**Set task:** Write out the records below verbatim, from the line containing "- issue-number: Година" up to and including the line containing "- conclusion-title: З".

════════════════════

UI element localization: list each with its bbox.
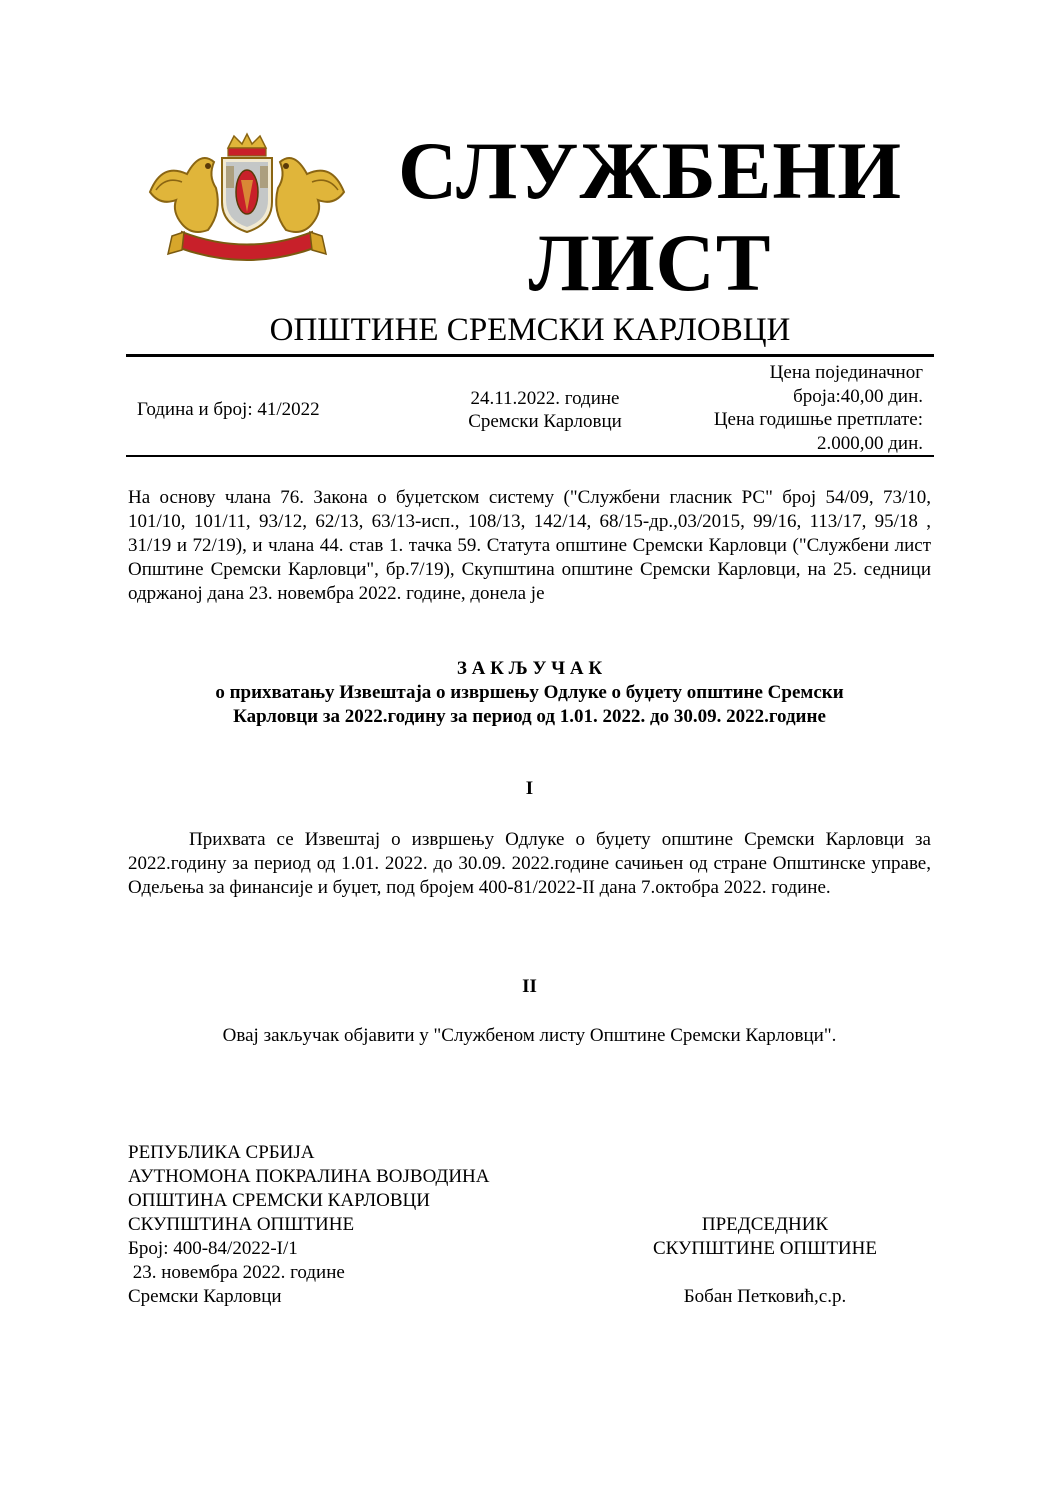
- issue-number: Година и број: 41/2022: [137, 399, 320, 420]
- issuer-line: 23. новембра 2022. године: [128, 1262, 345, 1283]
- intro-paragraph: На основу члана 76. Закона о буџетском систему ("Службени гласник РС" број 54/09, 73/10, 101/10, 101/11, 93/12, 62/13, 63/13-исп., 108/13, 142/14, 68/15-др.,03/2015, 99/16, 113/17, 95/18 , 31/19 и 72/19), и члана 44. став 1. тачка 59. Статута општине Сремски Карловци ("Службени лист Општине Сремски Карловци", бр.7/19), Скупштина општине Сремски Карловци, на 25. седници одржаној дана 23. новембра 2022. године, донела је: [128, 487, 931, 604]
- issuer-block: [128, 1141, 490, 1309]
- coat-of-arms-icon: [142, 132, 352, 268]
- conclusion-subject-line1: о прихватању Извештаја о извршењу Одлуке о буџету општине Сремски: [215, 682, 844, 703]
- president-title-block: [620, 1213, 910, 1261]
- masthead-top-rule: [126, 354, 934, 357]
- issuer-line: АУТНОМОНА ПОКРАЛИНА ВОЈВОДИНА: [128, 1166, 490, 1187]
- conclusion-title: З А К Љ У Ч А К: [456, 658, 603, 679]
- conclusion-subject-line2: Карловци за 2022.годину за период од 1.01. 2022. до 30.09. 2022.године: [233, 706, 826, 727]
- section-1-text: Прихвата се Извештај о извршењу Одлуке о буџету општине Сремски Карловци за 2022.годину за период од 1.01. 2022. до 30.09. 2022.године сачињен од стране Општинске управе, Одељења за финансије и буџет, под бројем 400-81/2022-II дана 7.октобра 2022. године.: [128, 829, 931, 898]
- issuer-line: СКУПШТИНА ОПШТИНЕ: [128, 1214, 355, 1235]
- price-line: броја:40,00 дин.: [793, 385, 923, 407]
- issue-place: Сремски Карловци: [468, 411, 622, 432]
- signer-name: Бобан Петковић,с.р.: [683, 1286, 847, 1307]
- price-line: Цена појединачног: [769, 362, 923, 383]
- issuer-line: ОПШТИНА СРЕМСКИ КАРЛОВЦИ: [128, 1190, 430, 1211]
- section-number-1: I: [525, 778, 534, 799]
- masthead-title-line1: СЛУЖБЕНИ: [397, 125, 902, 216]
- issuer-line: Број: 400-84/2022-I/1: [128, 1238, 298, 1259]
- masthead-bottom-rule: [126, 455, 934, 457]
- issue-date-place: [440, 387, 650, 433]
- masthead-subtitle: ОПШТИНЕ СРЕМСКИ КАРЛОВЦИ: [269, 312, 791, 348]
- president-title: ПРЕДСЕДНИК: [701, 1214, 829, 1235]
- issuer-line: Сремски Карловци: [128, 1286, 282, 1307]
- price-info: [650, 361, 923, 455]
- issue-date: 24.11.2022. године: [470, 388, 620, 409]
- price-line: Цена годишње претплате:: [713, 409, 923, 430]
- masthead-title-line2: ЛИСТ: [528, 217, 772, 308]
- president-body: СКУПШТИНЕ ОПШТИНЕ: [653, 1238, 877, 1259]
- conclusion-heading: [128, 657, 931, 729]
- issuer-line: РЕПУБЛИКА СРБИЈА: [128, 1142, 315, 1163]
- price-line: 2.000,00 дин.: [816, 432, 923, 454]
- section-number-2: II: [522, 976, 537, 997]
- section-2-text: Овај закључак објавити у "Службеном листу Општине Сремски Карловци".: [222, 1025, 837, 1046]
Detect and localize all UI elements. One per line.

════════════════════

**Full response:**
- issue-number: Година и број: 41/2022: [137, 399, 320, 420]
- issuer-line: 23. новембра 2022. године: [128, 1262, 345, 1283]
- intro-paragraph: На основу члана 76. Закона о буџетском систему ("Службени гласник РС" број 54/09, 73/10, 101/10, 101/11, 93/12, 62/13, 63/13-исп., 108/13, 142/14, 68/15-др.,03/2015, 99/16, 113/17, 95/18 , 31/19 и 72/19), и члана 44. став 1. тачка 59. Статута општине Сремски Карловци ("Службени лист Општине Сремски Карловци", бр.7/19), Скупштина општине Сремски Карловци, на 25. седници одржаној дана 23. новембра 2022. године, донела је: [128, 487, 931, 604]
- issuer-block: [128, 1141, 490, 1309]
- coat-of-arms-icon: [142, 132, 352, 268]
- conclusion-subject-line1: о прихватању Извештаја о извршењу Одлуке о буџету општине Сремски: [215, 682, 844, 703]
- president-title-block: [620, 1213, 910, 1261]
- masthead-top-rule: [126, 354, 934, 357]
- issuer-line: АУТНОМОНА ПОКРАЛИНА ВОЈВОДИНА: [128, 1166, 490, 1187]
- conclusion-title: З А К Љ У Ч А К: [456, 658, 603, 679]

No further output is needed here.